● Extracted text:
Land is the Price: colonialism then…and now

Throughout history capitalists has searched the world for profitable exploitation. To create a paradise for capital, lands were sought, claimed and the people that lived there forced off their communal property. Those commoners then became the pool of labour that the industrial revolution was built on. From the enclosing of the commons in Britain to the colonisation projects the world over, this pattern was repeated. The robbery of land, and the subsequent creation of wage labour, is found throughout histories of colonisation.

The means by which this accumulation is first gathered has its roots in slavery, alienation, pauperism and genocide. As Marx stated “Capitalism comes into the world dripping from head to foot, from every pore with blood and dirt.”

Plotting an empire

The economic crisis and wars in Europe during the 1830’s drove the push for colonial expansion. There was not only the unemployed labour but also unemployed capital which could not be invested at a profit in Britain. This situation was driving down the rate of profit of capital already invested. Not only did the Empire need a place to send its “unwashed”, unemployed masses, it also needed new markets to sell in, new profitable investment opportunities and, most importantly, to accumulate natural capital.

Edward Wakefield was one of the most ardent British politicians to argue for capitalist expansion and accumulation in the colonies, particularly in Aotearoa. Wakefield deplored the fact that in the American colonies men acquired land easily, supported themselves by their own labour. This made it difficult to accumulate capital for there was little unemployed labour to put to work. He attributed this ability of some working men to acquire land and develop self-sufficiency as a direct cause of the American Revolution.

Wakefield was fixated on how to replicate British class society where, instead of each man having his own plot of land, some would have to work for others and accumulate wealth for their employers and not for themselves. Previously slavery had been used to generate a reserve supply of labour. For later colonies slavery was no longer an option as it had been abolished in 1833.

The convict method in Australia was the next evolution of the colonial endeavour. Vagrancy laws were introduced in Britain to round up the poor and dispossessed who were suffering from the effects of the economic crisis. Prison ships, “hulks”, were used at first then the poor were shipped to Australia. Because of their convict status, Australian workers were unable to accumulate capital themselves but made their employers rich. Convicts from Britain, however, were not enough. After clearing the numerous Aboriginal lands in Australia through genocidal policies, the new colony found itself with thousands of acres and too little “free” labour to do the work.

● Given problem a:
Give the lines of the records, from the line holding "peak-marker [256,106,269,118]" to the line holding "series-line [778,257,809,319]", inclusive, as a JSON list of strings with one string per line and no blank lines.

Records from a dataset
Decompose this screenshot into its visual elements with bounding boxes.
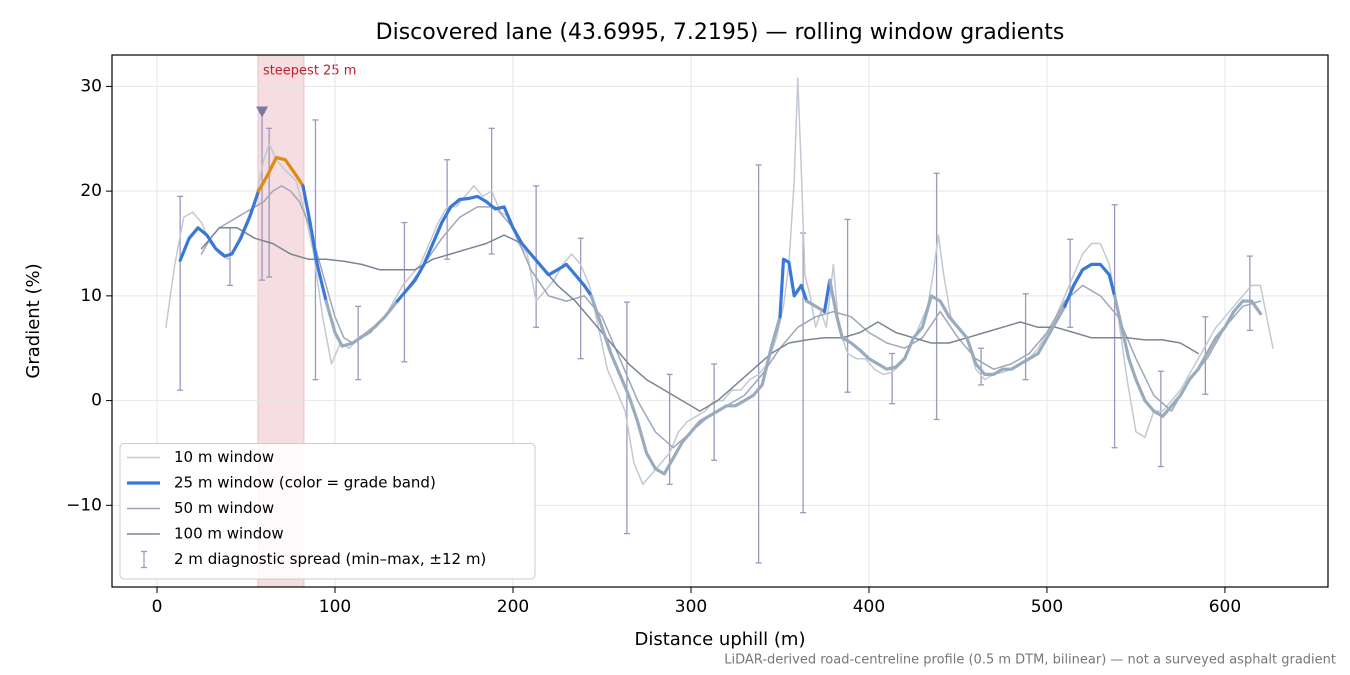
peak-marker [256,106,269,118]
y-axis-label: Gradient (%) [23,263,44,378]
error-bar [889,352,896,405]
series-line [200,227,1199,412]
x-tick-label: 0 [152,597,163,617]
series-line [256,156,305,193]
error-bar [1246,255,1253,332]
error-bar [533,185,540,328]
x-axis-label: Distance uphill (m) [635,629,806,650]
y-tick-label: 20 [80,181,102,201]
series-line [822,278,832,314]
legend-swatch [141,550,147,569]
series-line [778,257,809,319]
error-bar [978,347,985,386]
series-line [589,294,782,476]
error-bar [266,127,273,278]
y-tick-label: 10 [80,286,102,306]
footnote: LiDAR-derived road-centreline profile (0… [724,653,1336,668]
y-tick-label: 30 [80,76,102,96]
series-line [1113,294,1263,418]
legend-box [119,443,536,580]
series-line [805,299,827,314]
series-line [395,194,593,303]
error-bar [933,172,940,421]
x-tick-label: 500 [1031,597,1063,617]
plot-frame [111,54,1329,588]
legend-label: 25 m window (color = grade band) [174,474,436,492]
series-line [828,278,1067,376]
error-bar [577,237,584,360]
legend-label: 10 m window [174,448,274,466]
error-bar [177,195,184,391]
series-line [178,189,261,262]
x-tick-label: 100 [319,597,351,617]
legend-label: 2 m diagnostic spread (min–max, ±12 m) [174,550,486,568]
y-tick-label: 0 [91,391,102,411]
series-line [200,185,1262,449]
x-tick-label: 400 [853,597,885,617]
legend-label: 100 m window [174,525,284,543]
series-line [301,184,328,303]
legend-label: 50 m window [174,499,274,517]
x-tick-label: 300 [675,597,707,617]
series-line [324,299,399,348]
error-bar [1157,370,1164,468]
chart-title: Discovered lane (43.6995, 7.2195) — roll… [376,20,1065,45]
error-bar [1111,204,1118,449]
x-tick-label: 600 [1209,597,1241,617]
error-bar [844,218,851,393]
error-bar [355,305,362,381]
series-line [1063,262,1117,308]
y-tick-label: −10 [66,495,102,515]
highlight-label: steepest 25 m [263,64,356,79]
error-bar [1022,293,1029,381]
error-bar [444,159,451,260]
x-tick-label: 200 [497,597,529,617]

● Given problem b:
Write out, word for word, the part of the text on land and colonialism between "Plotting an empire" and "accumulate natural capital.", inclusive.

● Correct answer a:
[
  "peak-marker [256,106,269,118]",
  "y-axis-label: Gradient (%) [23,263,44,378]",
  "error-bar [889,352,896,405]",
  "series-line [200,227,1199,412]",
  "x-tick-label: 0 [152,597,163,617]",
  "series-line [256,156,305,193]",
  "error-bar [1246,255,1253,332]",
  "error-bar [533,185,540,328]",
  "x-axis-label: Distance uphill (m) [635,629,806,650]",
  "y-tick-label: 20 [80,181,102,201]",
  "series-line [822,278,832,314]",
  "legend-swatch [141,550,147,569]",
  "series-line [778,257,809,319]"
]

● Correct answer b:
Plotting an empire

The economic crisis and wars in Europe during the 1830’s drove the push for colonial expansion. There was not only the unemployed labour but also unemployed capital which could not be invested at a profit in Britain. This situation was driving down the rate of profit of capital already invested. Not only did the Empire need a place to send its “unwashed”, unemployed masses, it also needed new markets to sell in, new profitable investment opportunities and, most importantly, to accumulate natural capital.